◆ **Task description**: Pick out the lines in the listing below that contain the word "nueva" and copy them.

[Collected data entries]
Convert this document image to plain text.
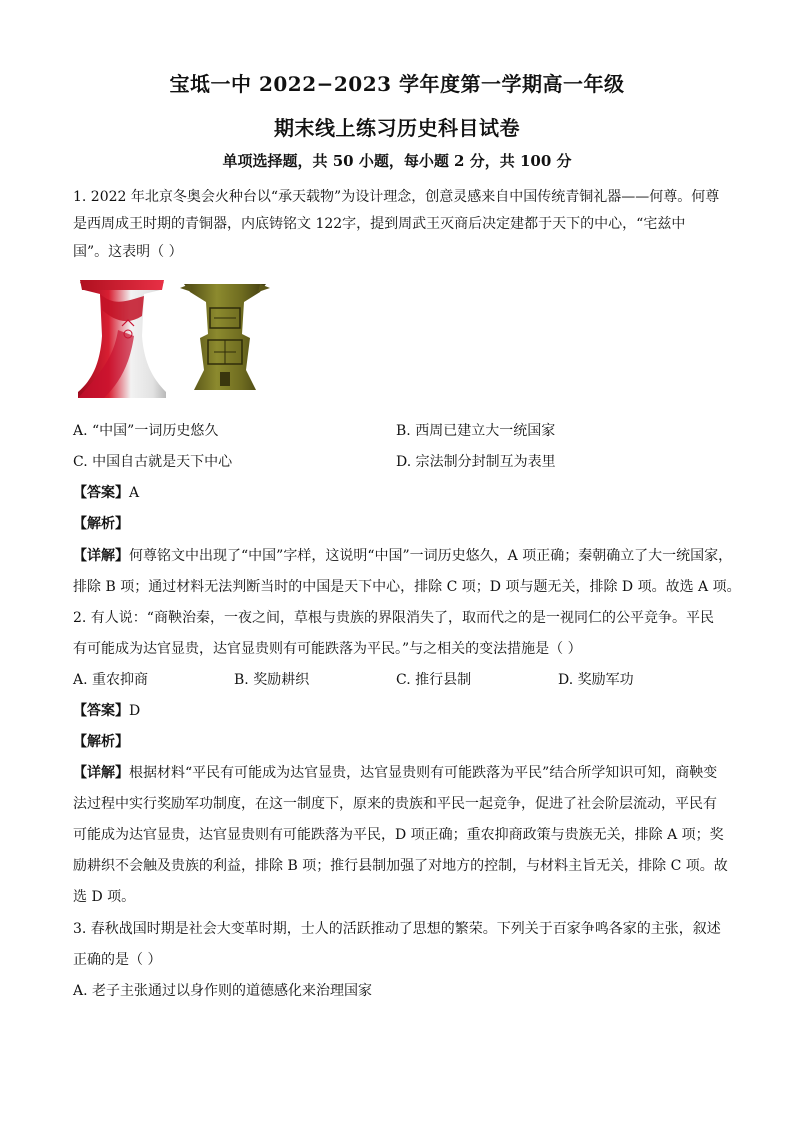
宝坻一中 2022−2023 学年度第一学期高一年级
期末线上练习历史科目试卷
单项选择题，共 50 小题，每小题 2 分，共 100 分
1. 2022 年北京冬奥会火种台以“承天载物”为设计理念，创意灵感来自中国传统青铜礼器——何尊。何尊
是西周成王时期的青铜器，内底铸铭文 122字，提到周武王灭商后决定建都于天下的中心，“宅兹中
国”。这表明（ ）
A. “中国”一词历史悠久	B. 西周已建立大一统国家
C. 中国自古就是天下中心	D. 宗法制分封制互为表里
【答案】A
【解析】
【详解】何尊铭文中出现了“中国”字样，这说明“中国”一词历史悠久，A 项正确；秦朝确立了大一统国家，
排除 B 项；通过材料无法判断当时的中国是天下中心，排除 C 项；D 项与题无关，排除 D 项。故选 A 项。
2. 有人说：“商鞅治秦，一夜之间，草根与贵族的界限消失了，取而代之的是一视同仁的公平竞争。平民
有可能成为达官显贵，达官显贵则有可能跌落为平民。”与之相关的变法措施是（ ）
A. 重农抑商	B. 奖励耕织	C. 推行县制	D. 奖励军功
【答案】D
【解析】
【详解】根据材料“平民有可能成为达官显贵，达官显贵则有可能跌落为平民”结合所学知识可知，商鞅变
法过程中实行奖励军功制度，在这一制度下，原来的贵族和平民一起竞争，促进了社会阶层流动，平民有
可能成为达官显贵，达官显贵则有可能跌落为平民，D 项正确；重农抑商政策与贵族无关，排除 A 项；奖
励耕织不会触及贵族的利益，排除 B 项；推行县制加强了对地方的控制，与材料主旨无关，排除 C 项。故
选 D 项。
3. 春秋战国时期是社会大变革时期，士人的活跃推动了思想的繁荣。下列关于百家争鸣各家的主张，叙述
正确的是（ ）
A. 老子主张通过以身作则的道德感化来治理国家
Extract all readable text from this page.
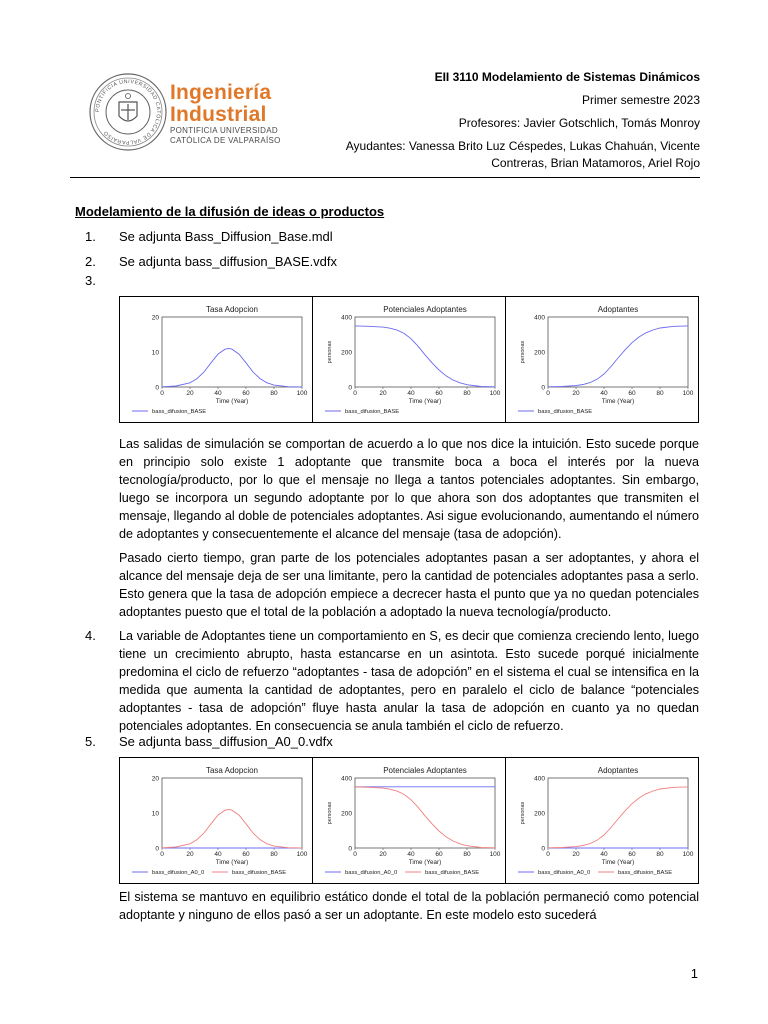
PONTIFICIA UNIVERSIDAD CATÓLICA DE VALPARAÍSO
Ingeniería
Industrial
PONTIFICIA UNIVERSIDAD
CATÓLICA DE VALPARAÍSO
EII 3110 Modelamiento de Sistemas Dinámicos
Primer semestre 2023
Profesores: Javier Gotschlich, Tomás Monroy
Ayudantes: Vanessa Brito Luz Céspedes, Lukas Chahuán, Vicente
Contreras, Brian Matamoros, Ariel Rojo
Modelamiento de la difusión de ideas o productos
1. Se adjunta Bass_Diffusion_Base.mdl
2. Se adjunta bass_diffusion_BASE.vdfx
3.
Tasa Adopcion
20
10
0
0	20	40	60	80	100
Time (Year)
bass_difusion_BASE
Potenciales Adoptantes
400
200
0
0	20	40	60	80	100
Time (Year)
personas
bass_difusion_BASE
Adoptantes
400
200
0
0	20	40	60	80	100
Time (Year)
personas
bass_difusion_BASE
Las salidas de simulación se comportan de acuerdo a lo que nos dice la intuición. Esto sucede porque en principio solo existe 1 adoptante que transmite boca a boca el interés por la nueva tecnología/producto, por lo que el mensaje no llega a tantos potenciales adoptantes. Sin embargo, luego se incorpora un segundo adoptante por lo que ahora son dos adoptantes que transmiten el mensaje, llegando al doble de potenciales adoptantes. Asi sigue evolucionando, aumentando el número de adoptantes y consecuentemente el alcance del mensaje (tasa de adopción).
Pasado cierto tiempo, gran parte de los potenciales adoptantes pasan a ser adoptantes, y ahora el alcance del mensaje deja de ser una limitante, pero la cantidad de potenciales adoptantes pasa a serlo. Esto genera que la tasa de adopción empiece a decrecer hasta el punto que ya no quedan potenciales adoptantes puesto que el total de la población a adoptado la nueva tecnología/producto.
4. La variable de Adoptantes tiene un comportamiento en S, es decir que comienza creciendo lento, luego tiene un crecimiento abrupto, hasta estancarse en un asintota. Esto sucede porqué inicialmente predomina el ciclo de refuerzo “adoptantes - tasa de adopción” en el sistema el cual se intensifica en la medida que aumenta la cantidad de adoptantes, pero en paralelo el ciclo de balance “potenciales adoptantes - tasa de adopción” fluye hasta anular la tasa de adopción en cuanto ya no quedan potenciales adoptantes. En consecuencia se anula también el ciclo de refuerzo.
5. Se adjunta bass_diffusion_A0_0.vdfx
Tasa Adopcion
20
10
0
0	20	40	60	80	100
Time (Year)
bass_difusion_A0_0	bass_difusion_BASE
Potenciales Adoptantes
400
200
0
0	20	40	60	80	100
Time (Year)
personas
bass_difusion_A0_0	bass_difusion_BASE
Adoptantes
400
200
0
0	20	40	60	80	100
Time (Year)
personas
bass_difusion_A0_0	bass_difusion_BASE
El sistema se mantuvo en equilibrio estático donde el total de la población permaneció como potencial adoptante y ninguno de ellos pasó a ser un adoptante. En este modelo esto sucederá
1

--

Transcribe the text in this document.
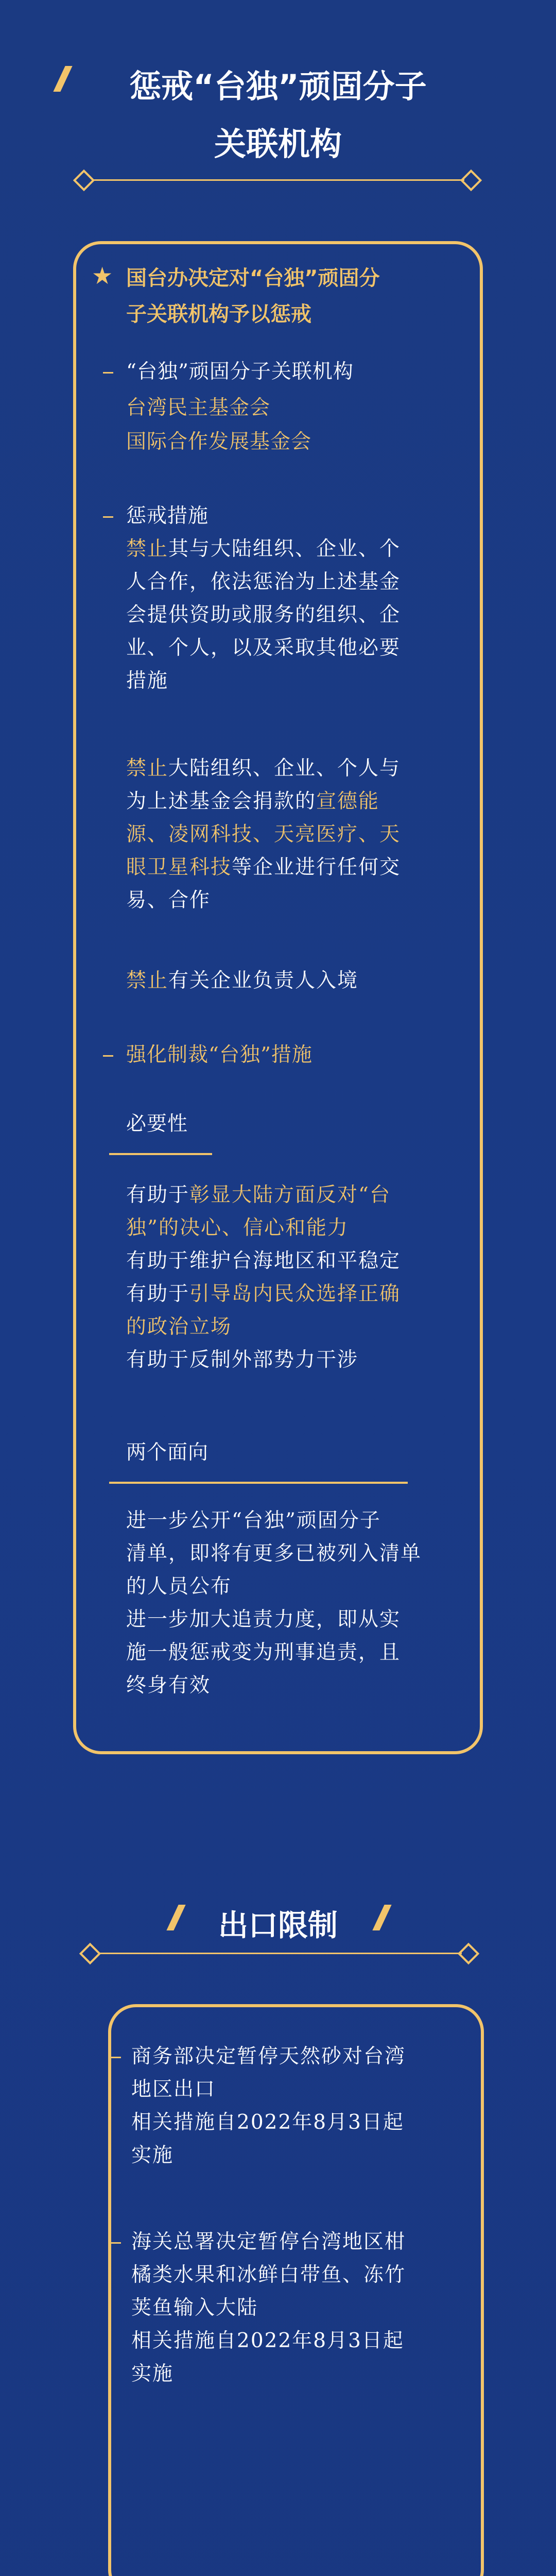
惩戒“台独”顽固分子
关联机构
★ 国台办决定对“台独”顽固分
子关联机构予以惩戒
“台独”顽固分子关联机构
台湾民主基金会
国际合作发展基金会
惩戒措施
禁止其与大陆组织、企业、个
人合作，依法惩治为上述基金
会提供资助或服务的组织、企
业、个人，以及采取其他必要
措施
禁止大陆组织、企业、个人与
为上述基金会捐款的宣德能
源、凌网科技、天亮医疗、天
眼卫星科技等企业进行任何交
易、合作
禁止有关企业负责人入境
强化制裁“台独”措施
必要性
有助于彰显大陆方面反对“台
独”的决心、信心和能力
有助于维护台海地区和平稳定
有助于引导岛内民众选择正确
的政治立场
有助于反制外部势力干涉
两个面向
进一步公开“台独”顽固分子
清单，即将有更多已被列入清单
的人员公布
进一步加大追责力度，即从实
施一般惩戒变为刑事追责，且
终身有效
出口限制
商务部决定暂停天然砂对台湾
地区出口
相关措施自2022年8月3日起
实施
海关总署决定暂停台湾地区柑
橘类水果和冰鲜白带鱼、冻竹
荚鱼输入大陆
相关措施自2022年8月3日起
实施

◆ **Response**:
Las salidas de simulación se comportan de acuerdo a lo que nos dice la intuición. Esto sucede porque en principio solo existe 1 adoptante que transmite boca a boca el interés por la nueva tecnología/producto, por lo que el mensaje no llega a tantos potenciales adoptantes. Sin embargo, luego se incorpora un segundo adoptante por lo que ahora son dos adoptantes que transmiten el mensaje, llegando al doble de potenciales adoptantes. Asi sigue evolucionando, aumentando el número de adoptantes y consecuentemente el alcance del mensaje (tasa de adopción).
Pasado cierto tiempo, gran parte de los potenciales adoptantes pasan a ser adoptantes, y ahora el alcance del mensaje deja de ser una limitante, pero la cantidad de potenciales adoptantes pasa a serlo. Esto genera que la tasa de adopción empiece a decrecer hasta el punto que ya no quedan potenciales adoptantes puesto que el total de la población a adoptado la nueva tecnología/producto.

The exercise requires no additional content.